◆ **Aim of the exercise**: Filter out everything except lines holding "this".

Figure data in JSON:
______________________________

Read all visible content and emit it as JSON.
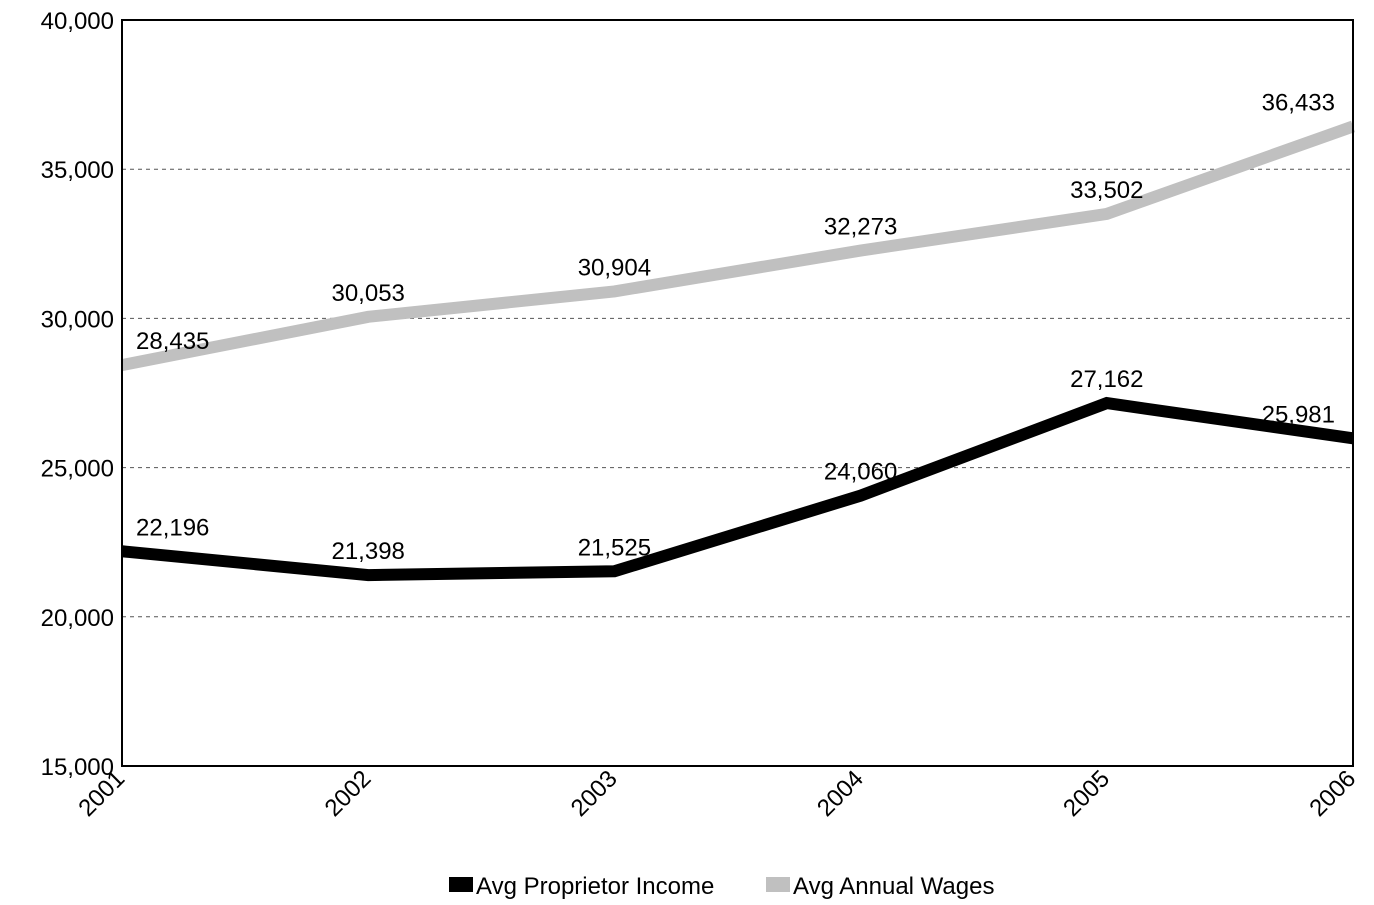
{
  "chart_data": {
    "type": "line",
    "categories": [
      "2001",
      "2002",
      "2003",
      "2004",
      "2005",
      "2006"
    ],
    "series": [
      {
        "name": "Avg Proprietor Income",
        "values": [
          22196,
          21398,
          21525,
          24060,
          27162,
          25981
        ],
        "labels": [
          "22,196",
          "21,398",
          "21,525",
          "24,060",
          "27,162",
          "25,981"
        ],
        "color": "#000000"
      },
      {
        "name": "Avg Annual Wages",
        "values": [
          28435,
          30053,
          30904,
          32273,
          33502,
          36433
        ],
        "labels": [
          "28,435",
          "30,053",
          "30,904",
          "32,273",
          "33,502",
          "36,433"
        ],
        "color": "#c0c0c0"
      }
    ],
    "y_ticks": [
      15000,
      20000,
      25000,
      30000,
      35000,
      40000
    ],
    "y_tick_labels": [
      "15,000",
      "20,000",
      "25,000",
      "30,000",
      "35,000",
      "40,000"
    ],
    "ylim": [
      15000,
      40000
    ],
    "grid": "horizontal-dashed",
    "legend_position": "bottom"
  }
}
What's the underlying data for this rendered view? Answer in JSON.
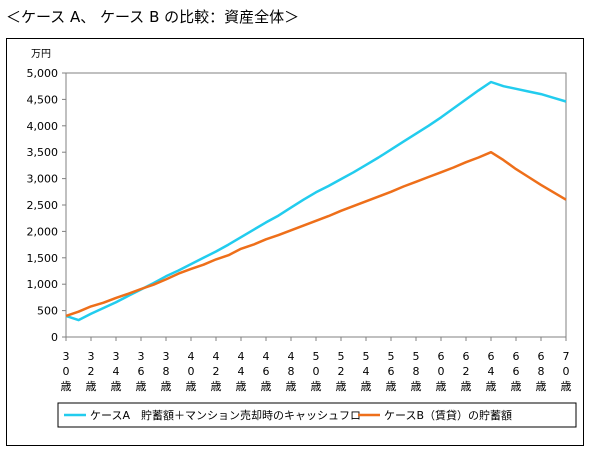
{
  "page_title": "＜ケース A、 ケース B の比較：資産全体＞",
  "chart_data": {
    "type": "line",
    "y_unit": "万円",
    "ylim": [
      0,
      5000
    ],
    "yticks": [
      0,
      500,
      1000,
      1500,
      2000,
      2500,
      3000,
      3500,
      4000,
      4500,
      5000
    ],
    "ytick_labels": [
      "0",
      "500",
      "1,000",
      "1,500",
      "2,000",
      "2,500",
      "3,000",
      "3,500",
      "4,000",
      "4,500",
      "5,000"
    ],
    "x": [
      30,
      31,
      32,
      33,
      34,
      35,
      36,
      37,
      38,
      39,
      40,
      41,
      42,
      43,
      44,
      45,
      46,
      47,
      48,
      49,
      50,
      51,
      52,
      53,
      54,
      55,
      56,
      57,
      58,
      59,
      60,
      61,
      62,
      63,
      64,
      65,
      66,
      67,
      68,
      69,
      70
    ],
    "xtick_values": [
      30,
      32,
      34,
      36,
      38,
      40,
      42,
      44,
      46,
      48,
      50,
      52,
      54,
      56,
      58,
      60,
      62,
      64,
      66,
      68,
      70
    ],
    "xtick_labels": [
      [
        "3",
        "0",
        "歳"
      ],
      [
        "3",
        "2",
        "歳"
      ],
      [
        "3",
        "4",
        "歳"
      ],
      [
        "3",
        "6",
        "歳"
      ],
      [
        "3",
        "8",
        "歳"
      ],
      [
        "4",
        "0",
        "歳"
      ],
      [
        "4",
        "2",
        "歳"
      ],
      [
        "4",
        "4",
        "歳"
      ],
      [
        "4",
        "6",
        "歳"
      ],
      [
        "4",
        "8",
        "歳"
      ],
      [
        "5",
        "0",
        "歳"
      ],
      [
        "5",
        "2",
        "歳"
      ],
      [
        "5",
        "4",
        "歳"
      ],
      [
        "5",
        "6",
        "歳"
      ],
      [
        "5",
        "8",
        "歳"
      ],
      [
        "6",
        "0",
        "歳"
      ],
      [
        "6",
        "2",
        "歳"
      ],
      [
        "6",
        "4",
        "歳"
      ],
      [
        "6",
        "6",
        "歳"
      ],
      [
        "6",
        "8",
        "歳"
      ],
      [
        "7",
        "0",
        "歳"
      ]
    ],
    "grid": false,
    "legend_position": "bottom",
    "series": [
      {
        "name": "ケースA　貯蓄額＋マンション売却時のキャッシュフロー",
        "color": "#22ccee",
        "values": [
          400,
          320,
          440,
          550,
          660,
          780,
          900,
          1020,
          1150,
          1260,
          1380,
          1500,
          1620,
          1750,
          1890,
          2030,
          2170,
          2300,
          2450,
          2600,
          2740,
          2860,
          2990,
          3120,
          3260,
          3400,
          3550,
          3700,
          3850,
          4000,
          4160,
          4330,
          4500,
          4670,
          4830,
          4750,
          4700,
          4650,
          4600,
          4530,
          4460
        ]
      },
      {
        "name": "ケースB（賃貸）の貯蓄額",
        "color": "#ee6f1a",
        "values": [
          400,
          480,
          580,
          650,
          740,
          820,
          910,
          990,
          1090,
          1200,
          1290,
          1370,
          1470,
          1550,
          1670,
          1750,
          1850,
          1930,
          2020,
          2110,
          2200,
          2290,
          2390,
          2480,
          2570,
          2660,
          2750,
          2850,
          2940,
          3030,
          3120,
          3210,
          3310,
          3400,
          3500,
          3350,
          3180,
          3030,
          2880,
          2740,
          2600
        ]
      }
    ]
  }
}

______________________________

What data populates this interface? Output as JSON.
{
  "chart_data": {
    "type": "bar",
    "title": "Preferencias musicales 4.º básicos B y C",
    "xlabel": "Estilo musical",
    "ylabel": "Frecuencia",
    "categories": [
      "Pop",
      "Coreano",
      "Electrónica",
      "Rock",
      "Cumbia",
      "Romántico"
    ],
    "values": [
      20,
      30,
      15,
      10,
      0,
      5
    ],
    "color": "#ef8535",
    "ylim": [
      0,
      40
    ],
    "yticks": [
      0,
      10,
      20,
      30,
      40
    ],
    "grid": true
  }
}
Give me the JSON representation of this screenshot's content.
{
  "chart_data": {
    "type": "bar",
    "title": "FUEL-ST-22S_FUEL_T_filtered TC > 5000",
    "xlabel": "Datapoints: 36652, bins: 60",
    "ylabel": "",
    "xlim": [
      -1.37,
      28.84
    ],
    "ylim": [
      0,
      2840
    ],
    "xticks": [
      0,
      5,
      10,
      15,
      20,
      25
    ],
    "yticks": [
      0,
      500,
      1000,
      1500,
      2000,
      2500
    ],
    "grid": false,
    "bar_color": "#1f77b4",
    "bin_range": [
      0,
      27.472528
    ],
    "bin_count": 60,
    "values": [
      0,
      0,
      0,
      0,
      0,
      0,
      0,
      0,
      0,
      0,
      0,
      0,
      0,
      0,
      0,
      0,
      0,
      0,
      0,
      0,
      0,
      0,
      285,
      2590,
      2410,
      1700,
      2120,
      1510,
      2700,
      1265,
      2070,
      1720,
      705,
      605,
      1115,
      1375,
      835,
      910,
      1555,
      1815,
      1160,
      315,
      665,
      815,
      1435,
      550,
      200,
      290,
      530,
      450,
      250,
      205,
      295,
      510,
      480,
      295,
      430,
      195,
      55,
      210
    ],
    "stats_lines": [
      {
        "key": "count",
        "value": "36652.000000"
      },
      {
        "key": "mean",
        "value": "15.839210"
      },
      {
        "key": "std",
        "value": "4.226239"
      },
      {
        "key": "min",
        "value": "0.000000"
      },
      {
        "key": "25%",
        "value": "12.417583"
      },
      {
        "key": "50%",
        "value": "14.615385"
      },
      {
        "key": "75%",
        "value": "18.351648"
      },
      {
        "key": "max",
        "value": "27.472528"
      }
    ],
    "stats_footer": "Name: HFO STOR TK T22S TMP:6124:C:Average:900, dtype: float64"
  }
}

______________________________

◆ **Completed task**:
What's the underlying data for this rendered view? Answer in JSON.
What data populates this interface? Output as JSON.
Give me the JSON representation of this screenshot's content.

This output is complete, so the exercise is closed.